** BEGIN DATA PROVIDED **

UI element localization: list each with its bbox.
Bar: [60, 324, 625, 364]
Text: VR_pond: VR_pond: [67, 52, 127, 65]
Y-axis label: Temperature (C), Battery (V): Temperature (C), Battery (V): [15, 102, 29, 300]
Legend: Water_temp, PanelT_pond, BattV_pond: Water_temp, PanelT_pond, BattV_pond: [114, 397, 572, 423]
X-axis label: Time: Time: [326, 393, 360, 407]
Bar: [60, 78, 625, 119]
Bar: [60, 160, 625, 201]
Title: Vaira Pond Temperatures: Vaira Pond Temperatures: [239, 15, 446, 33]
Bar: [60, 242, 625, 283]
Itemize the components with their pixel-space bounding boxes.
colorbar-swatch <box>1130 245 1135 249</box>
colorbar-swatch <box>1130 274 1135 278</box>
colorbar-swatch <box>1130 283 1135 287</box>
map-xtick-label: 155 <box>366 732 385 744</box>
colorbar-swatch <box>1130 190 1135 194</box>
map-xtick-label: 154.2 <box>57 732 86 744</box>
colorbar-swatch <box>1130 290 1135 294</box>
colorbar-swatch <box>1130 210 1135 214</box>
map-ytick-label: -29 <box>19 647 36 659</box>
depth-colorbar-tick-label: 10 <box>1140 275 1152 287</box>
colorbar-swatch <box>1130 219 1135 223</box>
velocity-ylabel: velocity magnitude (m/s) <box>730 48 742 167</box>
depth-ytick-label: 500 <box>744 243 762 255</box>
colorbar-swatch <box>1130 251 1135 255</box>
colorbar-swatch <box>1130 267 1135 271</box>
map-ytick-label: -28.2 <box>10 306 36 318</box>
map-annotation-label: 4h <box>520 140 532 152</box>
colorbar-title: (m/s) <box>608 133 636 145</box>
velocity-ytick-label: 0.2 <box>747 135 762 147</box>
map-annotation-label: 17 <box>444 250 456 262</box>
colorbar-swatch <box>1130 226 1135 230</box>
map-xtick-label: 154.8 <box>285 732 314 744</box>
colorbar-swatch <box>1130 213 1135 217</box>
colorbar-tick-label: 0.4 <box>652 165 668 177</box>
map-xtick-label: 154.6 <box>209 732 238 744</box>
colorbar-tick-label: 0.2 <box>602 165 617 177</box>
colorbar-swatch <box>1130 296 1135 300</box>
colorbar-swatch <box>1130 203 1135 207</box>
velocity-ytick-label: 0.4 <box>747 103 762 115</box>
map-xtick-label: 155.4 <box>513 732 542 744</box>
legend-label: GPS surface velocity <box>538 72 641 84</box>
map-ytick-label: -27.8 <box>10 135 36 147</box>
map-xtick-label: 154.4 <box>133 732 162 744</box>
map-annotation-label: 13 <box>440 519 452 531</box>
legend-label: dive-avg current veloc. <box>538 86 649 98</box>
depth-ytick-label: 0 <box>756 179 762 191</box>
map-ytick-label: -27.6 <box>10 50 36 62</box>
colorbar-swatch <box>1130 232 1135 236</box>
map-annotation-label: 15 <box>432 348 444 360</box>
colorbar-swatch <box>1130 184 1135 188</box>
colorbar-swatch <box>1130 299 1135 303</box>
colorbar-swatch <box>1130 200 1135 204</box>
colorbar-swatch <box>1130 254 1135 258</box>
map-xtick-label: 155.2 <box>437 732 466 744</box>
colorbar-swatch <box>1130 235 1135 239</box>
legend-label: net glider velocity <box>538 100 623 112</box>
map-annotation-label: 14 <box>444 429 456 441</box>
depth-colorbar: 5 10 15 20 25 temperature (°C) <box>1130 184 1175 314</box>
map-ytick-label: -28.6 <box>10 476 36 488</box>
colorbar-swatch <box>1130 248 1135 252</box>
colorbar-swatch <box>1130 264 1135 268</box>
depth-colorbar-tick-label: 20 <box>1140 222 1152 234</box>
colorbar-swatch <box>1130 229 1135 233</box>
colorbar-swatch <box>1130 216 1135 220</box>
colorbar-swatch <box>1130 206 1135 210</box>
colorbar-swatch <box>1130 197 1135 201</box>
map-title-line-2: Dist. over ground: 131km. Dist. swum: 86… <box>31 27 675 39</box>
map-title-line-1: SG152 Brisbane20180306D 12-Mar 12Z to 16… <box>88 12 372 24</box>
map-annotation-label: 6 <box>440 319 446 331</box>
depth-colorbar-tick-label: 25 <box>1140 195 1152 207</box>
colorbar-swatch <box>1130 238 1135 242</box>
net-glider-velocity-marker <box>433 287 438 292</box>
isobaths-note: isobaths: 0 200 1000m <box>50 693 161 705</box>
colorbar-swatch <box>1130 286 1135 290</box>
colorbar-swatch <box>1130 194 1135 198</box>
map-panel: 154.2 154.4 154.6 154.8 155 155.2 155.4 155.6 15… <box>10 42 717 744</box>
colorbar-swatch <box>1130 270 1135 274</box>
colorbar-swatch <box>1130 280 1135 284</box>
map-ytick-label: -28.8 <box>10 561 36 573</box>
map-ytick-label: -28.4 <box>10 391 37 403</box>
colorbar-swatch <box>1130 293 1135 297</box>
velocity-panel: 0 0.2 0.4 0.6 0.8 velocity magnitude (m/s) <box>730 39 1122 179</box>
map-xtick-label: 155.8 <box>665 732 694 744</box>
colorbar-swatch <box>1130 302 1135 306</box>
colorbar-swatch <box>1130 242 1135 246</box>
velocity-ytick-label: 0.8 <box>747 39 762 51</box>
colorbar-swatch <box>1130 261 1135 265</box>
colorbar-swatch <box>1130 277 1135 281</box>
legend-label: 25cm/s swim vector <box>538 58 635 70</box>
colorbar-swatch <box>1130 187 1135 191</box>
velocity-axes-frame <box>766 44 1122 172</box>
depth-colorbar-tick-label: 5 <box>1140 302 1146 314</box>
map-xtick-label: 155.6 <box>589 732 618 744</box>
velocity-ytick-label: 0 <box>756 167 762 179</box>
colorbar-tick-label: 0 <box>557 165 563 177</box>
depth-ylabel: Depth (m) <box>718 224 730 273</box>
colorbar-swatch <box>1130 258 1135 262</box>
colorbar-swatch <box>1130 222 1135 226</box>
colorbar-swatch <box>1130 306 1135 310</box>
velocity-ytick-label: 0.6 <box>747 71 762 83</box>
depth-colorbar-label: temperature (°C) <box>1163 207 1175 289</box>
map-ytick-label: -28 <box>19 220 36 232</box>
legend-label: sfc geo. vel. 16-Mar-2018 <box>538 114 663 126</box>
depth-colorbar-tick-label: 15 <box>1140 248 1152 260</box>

** END DATA PROVIDED **

• _SET PROBLEM_:
Please return every line of the records above as a JSON list of strings, one string per line, with blank lines left out.

• _THE OUTPUT_:
[
  "UI element localization: list each with its bbox.",
  "Bar: [60, 324, 625, 364]",
  "Text: VR_pond: VR_pond: [67, 52, 127, 65]",
  "Y-axis label: Temperature (C), Battery (V): Temperature (C), Battery (V): [15, 102, 29, 300]",
  "Legend: Water_temp, PanelT_pond, BattV_pond: Water_temp, PanelT_pond, BattV_pond: [114, 397, 572, 423]",
  "X-axis label: Time: Time: [326, 393, 360, 407]",
  "Bar: [60, 78, 625, 119]",
  "Bar: [60, 160, 625, 201]",
  "Title: Vaira Pond Temperatures: Vaira Pond Temperatures: [239, 15, 446, 33]",
  "Bar: [60, 242, 625, 283]",
  "Itemize the components with their pixel-space bounding boxes.",
  "colorbar-swatch <box>1130 245 1135 249</box>",
  "colorbar-swatch <box>1130 274 1135 278</box>",
  "colorbar-swatch <box>1130 283 1135 287</box>",
  "map-xtick-label: 155 <box>366 732 385 744</box>",
  "colorbar-swatch <box>1130 190 1135 194</box>",
  "map-xtick-label: 154.2 <box>57 732 86 744</box>",
  "colorbar-swatch <box>1130 290 1135 294</box>",
  "colorbar-swatch <box>1130 210 1135 214</box>",
  "map-ytick-label: -29 <box>19 647 36 659</box>",
  "depth-colorbar-tick-label: 10 <box>1140 275 1152 287</box>",
  "colorbar-swatch <box>1130 219 1135 223</box>",
  "velocity-ylabel: velocity magnitude (m/s) <box>730 48 742 167</box>",
  "depth-ytick-label: 500 <box>744 243 762 255</box>",
  "colorbar-swatch <box>1130 251 1135 255</box>",
  "colorbar-swatch <box>1130 267 1135 271</box>",
  "map-ytick-label: -28.2 <box>10 306 36 318</box>",
  "map-annotation-label: 4h <box>520 140 532 152</box>",
  "colorbar-title: (m/s) <box>608 133 636 145</box>",
  "velocity-ytick-label: 0.2 <box>747 135 762 147</box>",
  "map-annotation-label: 17 <box>444 250 456 262</box>",
  "colorbar-swatch <box>1130 226 1135 230</box>",
  "map-xtick-label: 154.8 <box>285 732 314 744</box>",
  "colorbar-swatch <box>1130 213 1135 217</box>",
  "colorbar-tick-label: 0.4 <box>652 165 668 177</box>",
  "map-xtick-label: 154.6 <box>209 732 238 744</box>",
  "colorbar-tick-label: 0.2 <box>602 165 617 177</box>",
  "colorbar-swatch <box>1130 296 1135 300</box>",
  "colorbar-swatch <box>1130 203 1135 207</box>",
  "velocity-ytick-label: 0.4 <box>747 103 762 115</box>",
  "map-xtick-label: 155.4 <box>513 732 542 744</box>",
  "legend-label: GPS surface velocity <box>538 72 641 84</box>",
  "map-ytick-label: -27.8 <box>10 135 36 147</box>",
  "map-xtick-label: 154.4 <box>133 732 162 744</box>",
  "map-annotation-label: 13 <box>440 519 452 531</box>",
  "legend-label: dive-avg current veloc. <box>538 86 649 98</box>",
  "depth-ytick-label: 0 <box>756 179 762 191</box>",
  "map-ytick-label: -27.6 <box>10 50 36 62</box>",
  "colorbar-swatch <box>1130 232 1135 236</box>",
  "map-annotation-label: 15 <box>432 348 444 360</box>",
  "colorbar-swatch <box>1130 184 1135 188</box>",
  "colorbar-swatch <box>1130 299 1135 303</box>",
  "colorbar-swatch <box>1130 200 1135 204</box>",
  "colorbar-swatch <box>1130 254 1135 258</box>",
  "map-xtick-label: 155.2 <box>437 732 466 744</box>",
  "colorbar-swatch <box>1130 235 1135 239</box>",
  "legend-label: net glider velocity <box>538 100 623 112</box>",
  "map-annotation-label: 14 <box>444 429 456 441</box>",
  "depth-colorbar: 5 10 15 20 25 temperature (°C) <box>1130 184 1175 314</box>",
  "map-ytick-label: -28.6 <box>10 476 36 488</box>",
  "colorbar-swatch <box>1130 248 1135 252</box>",
  "colorbar-swatch <box>1130 264 1135 268</box>",
  "depth-colorbar-tick-label: 20 <box>1140 222 1152 234</box>",
  "colorbar-swatch <box>1130 229 1135 233</box>",
  "colorbar-swatch <box>1130 216 1135 220</box>",
  "colorbar-swatch <box>1130 206 1135 210</box>",
  "colorbar-swatch <box>1130 197 1135 201</box>",
  "map-title-line-2: Dist. over ground: 131km. Dist. swum: 86… <box>31 27 675 39</box>",
  "map-title-line-1: SG152 Brisbane20180306D 12-Mar 12Z to 16… <box>88 12 372 24</box>",
  "map-annotation-label: 6 <box>440 319 446 331</box>",
  "depth-colorbar-tick-label: 25 <box>1140 195 1152 207</box>",
  "colorbar-swatch <box>1130 238 1135 242</box>",
  "net-glider-velocity-marker <box>433 287 438 292</box>",
  "isobaths-note: isobaths: 0 200 1000m <box>50 693 161 705</box>",
  "colorbar-swatch <box>1130 286 1135 290</box>",
  "colorbar-swatch <box>1130 194 1135 198</box>",
  "map-panel: 154.2 154.4 154.6 154.8 155 155.2 155.4 155.6 15… <box>10 42 717 744</box>",
  "colorbar-swatch <box>1130 270 1135 274</box>",
  "colorbar-swatch <box>1130 280 1135 284</box>",
  "map-ytick-label: -28.8 <box>10 561 36 573</box>",
  "map-ytick-label: -28.4 <box>10 391 37 403</box>",
  "colorbar-swatch <box>1130 293 1135 297</box>",
  "velocity-panel: 0 0.2 0.4 0.6 0.8 velocity magnitude (m/s) <box>730 39 1122 179</box>",
  "map-xtick-label: 155.8 <box>665 732 694 744</box>",
  "colorbar-swatch <box>1130 302 1135 306</box>",
  "colorbar-swatch <box>1130 242 1135 246</box>",
  "velocity-ytick-label: 0.8 <box>747 39 762 51</box>",
  "colorbar-swatch <box>1130 261 1135 265</box>",
  "colorbar-swatch <box>1130 277 1135 281</box>",
  "legend-label: 25cm/s swim vector <box>538 58 635 70</box>",
  "colorbar-swatch <box>1130 187 1135 191</box>",
  "velocity-axes-frame <box>766 44 1122 172</box>",
  "depth-colorbar-tick-label: 5 <box>1140 302 1146 314</box>",
  "map-xtick-label: 155.6 <box>589 732 618 744</box>",
  "velocity-ytick-label: 0 <box>756 167 762 179</box>",
  "colorbar-tick-label: 0 <box>557 165 563 177</box>",
  "depth-ylabel: Depth (m) <box>718 224 730 273</box>",
  "colorbar-swatch <box>1130 258 1135 262</box>",
  "colorbar-swatch <box>1130 222 1135 226</box>",
  "colorbar-swatch <box>1130 306 1135 310</box>",
  "velocity-ytick-label: 0.6 <box>747 71 762 83</box>",
  "depth-colorbar-label: temperature (°C) <box>1163 207 1175 289</box>",
  "map-ytick-label: -28 <box>19 220 36 232</box>",
  "legend-label: sfc geo. vel. 16-Mar-2018 <box>538 114 663 126</box>",
  "depth-colorbar-tick-label: 15 <box>1140 248 1152 260</box>"
]